#### REQUIREMENT:
Copy every line of the data exactly, leaving nothing out.

┄┄┄┄┄┄

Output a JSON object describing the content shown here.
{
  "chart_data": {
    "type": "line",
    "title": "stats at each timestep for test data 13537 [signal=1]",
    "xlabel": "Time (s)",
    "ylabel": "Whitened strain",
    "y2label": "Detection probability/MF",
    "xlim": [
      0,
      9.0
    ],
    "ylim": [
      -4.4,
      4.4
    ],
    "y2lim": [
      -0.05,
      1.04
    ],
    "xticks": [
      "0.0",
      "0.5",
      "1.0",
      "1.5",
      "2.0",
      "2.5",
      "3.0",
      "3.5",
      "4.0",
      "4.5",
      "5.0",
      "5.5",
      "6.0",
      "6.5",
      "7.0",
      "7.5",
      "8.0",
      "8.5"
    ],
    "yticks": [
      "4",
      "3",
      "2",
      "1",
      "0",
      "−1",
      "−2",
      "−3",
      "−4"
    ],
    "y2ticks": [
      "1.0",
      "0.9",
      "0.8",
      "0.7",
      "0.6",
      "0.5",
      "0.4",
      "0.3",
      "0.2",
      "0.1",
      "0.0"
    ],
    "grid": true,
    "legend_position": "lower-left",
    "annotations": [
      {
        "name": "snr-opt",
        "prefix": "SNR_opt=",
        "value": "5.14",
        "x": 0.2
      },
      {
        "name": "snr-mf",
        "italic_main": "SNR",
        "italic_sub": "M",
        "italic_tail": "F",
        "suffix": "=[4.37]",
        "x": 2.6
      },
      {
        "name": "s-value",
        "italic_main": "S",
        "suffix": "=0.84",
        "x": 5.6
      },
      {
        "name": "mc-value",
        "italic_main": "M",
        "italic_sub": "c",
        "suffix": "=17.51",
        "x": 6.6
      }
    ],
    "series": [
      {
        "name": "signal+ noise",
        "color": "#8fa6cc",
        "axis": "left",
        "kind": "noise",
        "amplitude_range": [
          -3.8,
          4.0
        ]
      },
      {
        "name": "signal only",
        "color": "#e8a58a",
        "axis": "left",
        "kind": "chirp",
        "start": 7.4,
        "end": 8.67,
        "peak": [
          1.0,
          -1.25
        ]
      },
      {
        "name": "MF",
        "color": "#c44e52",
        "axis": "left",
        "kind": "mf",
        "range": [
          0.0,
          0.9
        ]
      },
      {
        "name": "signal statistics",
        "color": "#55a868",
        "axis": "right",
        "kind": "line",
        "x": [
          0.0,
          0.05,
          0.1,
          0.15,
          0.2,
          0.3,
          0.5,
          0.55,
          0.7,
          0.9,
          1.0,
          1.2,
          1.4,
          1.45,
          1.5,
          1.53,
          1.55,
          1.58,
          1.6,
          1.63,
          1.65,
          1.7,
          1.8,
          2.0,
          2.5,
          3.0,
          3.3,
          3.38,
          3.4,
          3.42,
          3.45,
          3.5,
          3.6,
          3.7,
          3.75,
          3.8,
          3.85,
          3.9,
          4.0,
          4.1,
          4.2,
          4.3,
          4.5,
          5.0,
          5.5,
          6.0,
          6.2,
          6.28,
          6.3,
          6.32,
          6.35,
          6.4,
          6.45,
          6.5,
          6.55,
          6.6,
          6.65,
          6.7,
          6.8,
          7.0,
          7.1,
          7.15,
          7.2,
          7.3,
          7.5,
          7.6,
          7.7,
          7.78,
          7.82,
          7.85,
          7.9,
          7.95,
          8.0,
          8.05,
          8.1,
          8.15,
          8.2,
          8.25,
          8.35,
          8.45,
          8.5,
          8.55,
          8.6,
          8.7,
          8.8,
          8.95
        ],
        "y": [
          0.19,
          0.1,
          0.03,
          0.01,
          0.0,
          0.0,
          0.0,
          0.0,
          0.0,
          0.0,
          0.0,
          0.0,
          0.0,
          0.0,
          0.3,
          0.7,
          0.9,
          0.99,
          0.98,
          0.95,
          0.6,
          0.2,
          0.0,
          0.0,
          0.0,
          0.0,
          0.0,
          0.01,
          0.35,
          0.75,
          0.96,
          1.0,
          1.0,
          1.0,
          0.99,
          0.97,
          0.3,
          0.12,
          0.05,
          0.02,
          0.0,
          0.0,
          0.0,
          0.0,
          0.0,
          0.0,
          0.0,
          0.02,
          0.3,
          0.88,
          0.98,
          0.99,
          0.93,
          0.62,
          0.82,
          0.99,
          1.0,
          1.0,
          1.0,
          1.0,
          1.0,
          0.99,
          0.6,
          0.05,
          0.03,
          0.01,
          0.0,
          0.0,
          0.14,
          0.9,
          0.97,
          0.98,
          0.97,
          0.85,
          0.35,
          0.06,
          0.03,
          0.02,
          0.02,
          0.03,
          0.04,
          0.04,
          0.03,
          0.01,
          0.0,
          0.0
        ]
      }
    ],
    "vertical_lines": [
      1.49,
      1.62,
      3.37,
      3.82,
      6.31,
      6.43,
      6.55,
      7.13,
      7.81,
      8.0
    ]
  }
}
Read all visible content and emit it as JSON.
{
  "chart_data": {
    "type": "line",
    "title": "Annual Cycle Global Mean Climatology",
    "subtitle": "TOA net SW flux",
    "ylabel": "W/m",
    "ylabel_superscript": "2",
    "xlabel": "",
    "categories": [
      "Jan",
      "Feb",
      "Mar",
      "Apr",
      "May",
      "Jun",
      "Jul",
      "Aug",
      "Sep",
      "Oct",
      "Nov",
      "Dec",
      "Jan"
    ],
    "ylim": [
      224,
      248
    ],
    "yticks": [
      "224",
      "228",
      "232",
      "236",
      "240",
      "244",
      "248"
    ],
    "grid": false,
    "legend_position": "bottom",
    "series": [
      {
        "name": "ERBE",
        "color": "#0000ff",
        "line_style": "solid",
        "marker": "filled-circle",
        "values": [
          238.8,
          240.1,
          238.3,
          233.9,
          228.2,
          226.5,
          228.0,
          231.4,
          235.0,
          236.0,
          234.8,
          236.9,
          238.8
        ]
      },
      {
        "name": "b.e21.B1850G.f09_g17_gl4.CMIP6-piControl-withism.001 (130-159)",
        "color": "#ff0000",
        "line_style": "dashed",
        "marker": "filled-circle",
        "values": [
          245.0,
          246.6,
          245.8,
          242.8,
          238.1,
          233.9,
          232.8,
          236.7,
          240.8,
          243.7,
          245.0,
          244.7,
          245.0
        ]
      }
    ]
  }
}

┄┄┄┄┄┄

#### OUTPUT OF THE TASK:
Output a JSON object describing the content shown here.
{
  "chart_data": {
    "type": "line",
    "title": "stats at each timestep for test data 13537 [signal=1]",
    "xlabel": "Time (s)",
    "ylabel": "Whitened strain",
    "y2label": "Detection probability/MF",
    "xlim": [
      0,
      9.0
    ],
    "ylim": [
      -4.4,
      4.4
    ],
    "y2lim": [
      -0.05,
      1.04
    ],
    "xticks": [
      "0.0",
      "0.5",
      "1.0",
      "1.5",
      "2.0",
      "2.5",
      "3.0",
      "3.5",
      "4.0",
      "4.5",
      "5.0",
      "5.5",
      "6.0",
      "6.5",
      "7.0",
      "7.5",
      "8.0",
      "8.5"
    ],
    "yticks": [
      "4",
      "3",
      "2",
      "1",
      "0",
      "−1",
      "−2",
      "−3",
      "−4"
    ],
    "y2ticks": [
      "1.0",
      "0.9",
      "0.8",
      "0.7",
      "0.6",
      "0.5",
      "0.4",
      "0.3",
      "0.2",
      "0.1",
      "0.0"
    ],
    "grid": true,
    "legend_position": "lower-left",
    "annotations": [
      {
        "name": "snr-opt",
        "prefix": "SNR_opt=",
        "value": "5.14",
        "x": 0.2
      },
      {
        "name": "snr-mf",
        "italic_main": "SNR",
        "italic_sub": "M",
        "italic_tail": "F",
        "suffix": "=[4.37]",
        "x": 2.6
      },
      {
        "name": "s-value",
        "italic_main": "S",
        "suffix": "=0.84",
        "x": 5.6
      },
      {
        "name": "mc-value",
        "italic_main": "M",
        "italic_sub": "c",
        "suffix": "=17.51",
        "x": 6.6
      }
    ],
    "series": [
      {
        "name": "signal+ noise",
        "color": "#8fa6cc",
        "axis": "left",
        "kind": "noise",
        "amplitude_range": [
          -3.8,
          4.0
        ]
      },
      {
        "name": "signal only",
        "color": "#e8a58a",
        "axis": "left",
        "kind": "chirp",
        "start": 7.4,
        "end": 8.67,
        "peak": [
          1.0,
          -1.25
        ]
      },
      {
        "name": "MF",
        "color": "#c44e52",
        "axis": "left",
        "kind": "mf",
        "range": [
          0.0,
          0.9
        ]
      },
      {
        "name": "signal statistics",
        "color": "#55a868",
        "axis": "right",
        "kind": "line",
        "x": [
          0.0,
          0.05,
          0.1,
          0.15,
          0.2,
          0.3,
          0.5,
          0.55,
          0.7,
          0.9,
          1.0,
          1.2,
          1.4,
          1.45,
          1.5,
          1.53,
          1.55,
          1.58,
          1.6,
          1.63,
          1.65,
          1.7,
          1.8,
          2.0,
          2.5,
          3.0,
          3.3,
          3.38,
          3.4,
          3.42,
          3.45,
          3.5,
          3.6,
          3.7,
          3.75,
          3.8,
          3.85,
          3.9,
          4.0,
          4.1,
          4.2,
          4.3,
          4.5,
          5.0,
          5.5,
          6.0,
          6.2,
          6.28,
          6.3,
          6.32,
          6.35,
          6.4,
          6.45,
          6.5,
          6.55,
          6.6,
          6.65,
          6.7,
          6.8,
          7.0,
          7.1,
          7.15,
          7.2,
          7.3,
          7.5,
          7.6,
          7.7,
          7.78,
          7.82,
          7.85,
          7.9,
          7.95,
          8.0,
          8.05,
          8.1,
          8.15,
          8.2,
          8.25,
          8.35,
          8.45,
          8.5,
          8.55,
          8.6,
          8.7,
          8.8,
          8.95
        ],
        "y": [
          0.19,
          0.1,
          0.03,
          0.01,
          0.0,
          0.0,
          0.0,
          0.0,
          0.0,
          0.0,
          0.0,
          0.0,
          0.0,
          0.0,
          0.3,
          0.7,
          0.9,
          0.99,
          0.98,
          0.95,
          0.6,
          0.2,
          0.0,
          0.0,
          0.0,
          0.0,
          0.0,
          0.01,
          0.35,
          0.75,
          0.96,
          1.0,
          1.0,
          1.0,
          0.99,
          0.97,
          0.3,
          0.12,
          0.05,
          0.02,
          0.0,
          0.0,
          0.0,
          0.0,
          0.0,
          0.0,
          0.0,
          0.02,
          0.3,
          0.88,
          0.98,
          0.99,
          0.93,
          0.62,
          0.82,
          0.99,
          1.0,
          1.0,
          1.0,
          1.0,
          1.0,
          0.99,
          0.6,
          0.05,
          0.03,
          0.01,
          0.0,
          0.0,
          0.14,
          0.9,
          0.97,
          0.98,
          0.97,
          0.85,
          0.35,
          0.06,
          0.03,
          0.02,
          0.02,
          0.03,
          0.04,
          0.04,
          0.03,
          0.01,
          0.0,
          0.0
        ]
      }
    ],
    "vertical_lines": [
      1.49,
      1.62,
      3.37,
      3.82,
      6.31,
      6.43,
      6.55,
      7.13,
      7.81,
      8.0
    ]
  }
}
Read all visible content and emit it as JSON.
{
  "chart_data": {
    "type": "line",
    "title": "Annual Cycle Global Mean Climatology",
    "subtitle": "TOA net SW flux",
    "ylabel": "W/m",
    "ylabel_superscript": "2",
    "xlabel": "",
    "categories": [
      "Jan",
      "Feb",
      "Mar",
      "Apr",
      "May",
      "Jun",
      "Jul",
      "Aug",
      "Sep",
      "Oct",
      "Nov",
      "Dec",
      "Jan"
    ],
    "ylim": [
      224,
      248
    ],
    "yticks": [
      "224",
      "228",
      "232",
      "236",
      "240",
      "244",
      "248"
    ],
    "grid": false,
    "legend_position": "bottom",
    "series": [
      {
        "name": "ERBE",
        "color": "#0000ff",
        "line_style": "solid",
        "marker": "filled-circle",
        "values": [
          238.8,
          240.1,
          238.3,
          233.9,
          228.2,
          226.5,
          228.0,
          231.4,
          235.0,
          236.0,
          234.8,
          236.9,
          238.8
        ]
      },
      {
        "name": "b.e21.B1850G.f09_g17_gl4.CMIP6-piControl-withism.001 (130-159)",
        "color": "#ff0000",
        "line_style": "dashed",
        "marker": "filled-circle",
        "values": [
          245.0,
          246.6,
          245.8,
          242.8,
          238.1,
          233.9,
          232.8,
          236.7,
          240.8,
          243.7,
          245.0,
          244.7,
          245.0
        ]
      }
    ]
  }
}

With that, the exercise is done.